Below is a block of data; give all of it again word for word.

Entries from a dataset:
********

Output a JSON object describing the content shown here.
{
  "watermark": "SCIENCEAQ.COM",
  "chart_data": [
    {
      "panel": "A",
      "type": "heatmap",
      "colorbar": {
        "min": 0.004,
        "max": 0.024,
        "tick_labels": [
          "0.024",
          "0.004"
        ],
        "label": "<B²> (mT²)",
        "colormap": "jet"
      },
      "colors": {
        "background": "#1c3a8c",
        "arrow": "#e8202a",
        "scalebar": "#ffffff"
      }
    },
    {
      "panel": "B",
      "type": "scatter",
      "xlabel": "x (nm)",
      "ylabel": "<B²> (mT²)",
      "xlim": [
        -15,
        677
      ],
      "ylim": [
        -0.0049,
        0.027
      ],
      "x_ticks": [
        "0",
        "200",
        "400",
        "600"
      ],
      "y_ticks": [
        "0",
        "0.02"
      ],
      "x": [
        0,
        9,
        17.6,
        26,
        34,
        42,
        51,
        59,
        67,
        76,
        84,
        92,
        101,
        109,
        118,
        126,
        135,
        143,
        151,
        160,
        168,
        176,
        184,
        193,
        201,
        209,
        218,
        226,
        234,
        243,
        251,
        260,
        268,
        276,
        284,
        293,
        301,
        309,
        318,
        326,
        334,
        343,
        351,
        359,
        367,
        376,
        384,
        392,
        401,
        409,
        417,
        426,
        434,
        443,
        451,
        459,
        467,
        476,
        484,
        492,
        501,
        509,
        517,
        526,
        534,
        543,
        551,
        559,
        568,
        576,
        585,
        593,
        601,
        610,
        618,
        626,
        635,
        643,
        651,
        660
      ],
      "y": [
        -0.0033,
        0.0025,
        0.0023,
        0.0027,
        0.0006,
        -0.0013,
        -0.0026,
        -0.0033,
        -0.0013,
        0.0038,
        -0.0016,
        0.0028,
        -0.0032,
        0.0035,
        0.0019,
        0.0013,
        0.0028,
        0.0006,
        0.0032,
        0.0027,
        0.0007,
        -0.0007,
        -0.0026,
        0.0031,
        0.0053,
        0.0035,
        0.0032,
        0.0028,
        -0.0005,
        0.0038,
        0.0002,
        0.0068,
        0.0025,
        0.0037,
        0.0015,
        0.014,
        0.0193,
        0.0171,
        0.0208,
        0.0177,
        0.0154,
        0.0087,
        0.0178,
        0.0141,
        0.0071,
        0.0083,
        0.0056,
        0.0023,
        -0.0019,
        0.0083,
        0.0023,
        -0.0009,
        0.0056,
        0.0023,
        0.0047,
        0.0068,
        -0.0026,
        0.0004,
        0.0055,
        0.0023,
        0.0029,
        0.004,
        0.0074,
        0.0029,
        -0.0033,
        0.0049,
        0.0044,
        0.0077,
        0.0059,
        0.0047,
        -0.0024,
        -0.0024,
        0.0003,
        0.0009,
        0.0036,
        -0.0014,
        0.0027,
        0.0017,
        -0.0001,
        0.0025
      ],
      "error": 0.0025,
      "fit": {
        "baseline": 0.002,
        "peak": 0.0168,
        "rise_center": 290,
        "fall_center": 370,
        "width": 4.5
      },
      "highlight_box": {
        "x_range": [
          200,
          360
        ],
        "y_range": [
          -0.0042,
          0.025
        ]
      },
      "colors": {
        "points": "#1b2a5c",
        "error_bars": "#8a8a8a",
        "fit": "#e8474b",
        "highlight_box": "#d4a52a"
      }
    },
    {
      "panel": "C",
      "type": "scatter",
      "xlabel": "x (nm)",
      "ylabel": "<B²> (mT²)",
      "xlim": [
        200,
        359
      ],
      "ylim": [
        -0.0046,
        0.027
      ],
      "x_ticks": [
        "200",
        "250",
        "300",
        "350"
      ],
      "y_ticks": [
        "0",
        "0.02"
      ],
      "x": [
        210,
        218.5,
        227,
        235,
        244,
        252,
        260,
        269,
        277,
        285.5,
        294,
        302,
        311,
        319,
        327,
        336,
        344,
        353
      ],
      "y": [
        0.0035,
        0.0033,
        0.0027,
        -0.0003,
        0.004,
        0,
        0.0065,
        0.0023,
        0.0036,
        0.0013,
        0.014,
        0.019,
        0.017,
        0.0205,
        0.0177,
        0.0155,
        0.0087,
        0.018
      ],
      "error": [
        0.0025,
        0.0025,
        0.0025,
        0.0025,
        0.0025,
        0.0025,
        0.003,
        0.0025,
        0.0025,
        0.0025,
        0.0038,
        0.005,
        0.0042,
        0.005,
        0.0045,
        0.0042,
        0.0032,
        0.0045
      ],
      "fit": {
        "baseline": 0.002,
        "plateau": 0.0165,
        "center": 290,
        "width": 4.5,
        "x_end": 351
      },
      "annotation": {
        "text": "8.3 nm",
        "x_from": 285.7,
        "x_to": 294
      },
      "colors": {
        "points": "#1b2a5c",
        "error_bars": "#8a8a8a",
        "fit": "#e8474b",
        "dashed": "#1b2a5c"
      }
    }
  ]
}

********

**ANSWER IN FULL:**
Output a JSON object describing the content shown here.
{
  "watermark": "SCIENCEAQ.COM",
  "chart_data": [
    {
      "panel": "A",
      "type": "heatmap",
      "colorbar": {
        "min": 0.004,
        "max": 0.024,
        "tick_labels": [
          "0.024",
          "0.004"
        ],
        "label": "<B²> (mT²)",
        "colormap": "jet"
      },
      "colors": {
        "background": "#1c3a8c",
        "arrow": "#e8202a",
        "scalebar": "#ffffff"
      }
    },
    {
      "panel": "B",
      "type": "scatter",
      "xlabel": "x (nm)",
      "ylabel": "<B²> (mT²)",
      "xlim": [
        -15,
        677
      ],
      "ylim": [
        -0.0049,
        0.027
      ],
      "x_ticks": [
        "0",
        "200",
        "400",
        "600"
      ],
      "y_ticks": [
        "0",
        "0.02"
      ],
      "x": [
        0,
        9,
        17.6,
        26,
        34,
        42,
        51,
        59,
        67,
        76,
        84,
        92,
        101,
        109,
        118,
        126,
        135,
        143,
        151,
        160,
        168,
        176,
        184,
        193,
        201,
        209,
        218,
        226,
        234,
        243,
        251,
        260,
        268,
        276,
        284,
        293,
        301,
        309,
        318,
        326,
        334,
        343,
        351,
        359,
        367,
        376,
        384,
        392,
        401,
        409,
        417,
        426,
        434,
        443,
        451,
        459,
        467,
        476,
        484,
        492,
        501,
        509,
        517,
        526,
        534,
        543,
        551,
        559,
        568,
        576,
        585,
        593,
        601,
        610,
        618,
        626,
        635,
        643,
        651,
        660
      ],
      "y": [
        -0.0033,
        0.0025,
        0.0023,
        0.0027,
        0.0006,
        -0.0013,
        -0.0026,
        -0.0033,
        -0.0013,
        0.0038,
        -0.0016,
        0.0028,
        -0.0032,
        0.0035,
        0.0019,
        0.0013,
        0.0028,
        0.0006,
        0.0032,
        0.0027,
        0.0007,
        -0.0007,
        -0.0026,
        0.0031,
        0.0053,
        0.0035,
        0.0032,
        0.0028,
        -0.0005,
        0.0038,
        0.0002,
        0.0068,
        0.0025,
        0.0037,
        0.0015,
        0.014,
        0.0193,
        0.0171,
        0.0208,
        0.0177,
        0.0154,
        0.0087,
        0.0178,
        0.0141,
        0.0071,
        0.0083,
        0.0056,
        0.0023,
        -0.0019,
        0.0083,
        0.0023,
        -0.0009,
        0.0056,
        0.0023,
        0.0047,
        0.0068,
        -0.0026,
        0.0004,
        0.0055,
        0.0023,
        0.0029,
        0.004,
        0.0074,
        0.0029,
        -0.0033,
        0.0049,
        0.0044,
        0.0077,
        0.0059,
        0.0047,
        -0.0024,
        -0.0024,
        0.0003,
        0.0009,
        0.0036,
        -0.0014,
        0.0027,
        0.0017,
        -0.0001,
        0.0025
      ],
      "error": 0.0025,
      "fit": {
        "baseline": 0.002,
        "peak": 0.0168,
        "rise_center": 290,
        "fall_center": 370,
        "width": 4.5
      },
      "highlight_box": {
        "x_range": [
          200,
          360
        ],
        "y_range": [
          -0.0042,
          0.025
        ]
      },
      "colors": {
        "points": "#1b2a5c",
        "error_bars": "#8a8a8a",
        "fit": "#e8474b",
        "highlight_box": "#d4a52a"
      }
    },
    {
      "panel": "C",
      "type": "scatter",
      "xlabel": "x (nm)",
      "ylabel": "<B²> (mT²)",
      "xlim": [
        200,
        359
      ],
      "ylim": [
        -0.0046,
        0.027
      ],
      "x_ticks": [
        "200",
        "250",
        "300",
        "350"
      ],
      "y_ticks": [
        "0",
        "0.02"
      ],
      "x": [
        210,
        218.5,
        227,
        235,
        244,
        252,
        260,
        269,
        277,
        285.5,
        294,
        302,
        311,
        319,
        327,
        336,
        344,
        353
      ],
      "y": [
        0.0035,
        0.0033,
        0.0027,
        -0.0003,
        0.004,
        0,
        0.0065,
        0.0023,
        0.0036,
        0.0013,
        0.014,
        0.019,
        0.017,
        0.0205,
        0.0177,
        0.0155,
        0.0087,
        0.018
      ],
      "error": [
        0.0025,
        0.0025,
        0.0025,
        0.0025,
        0.0025,
        0.0025,
        0.003,
        0.0025,
        0.0025,
        0.0025,
        0.0038,
        0.005,
        0.0042,
        0.005,
        0.0045,
        0.0042,
        0.0032,
        0.0045
      ],
      "fit": {
        "baseline": 0.002,
        "plateau": 0.0165,
        "center": 290,
        "width": 4.5,
        "x_end": 351
      },
      "annotation": {
        "text": "8.3 nm",
        "x_from": 285.7,
        "x_to": 294
      },
      "colors": {
        "points": "#1b2a5c",
        "error_bars": "#8a8a8a",
        "fit": "#e8474b",
        "dashed": "#1b2a5c"
      }
    }
  ]
}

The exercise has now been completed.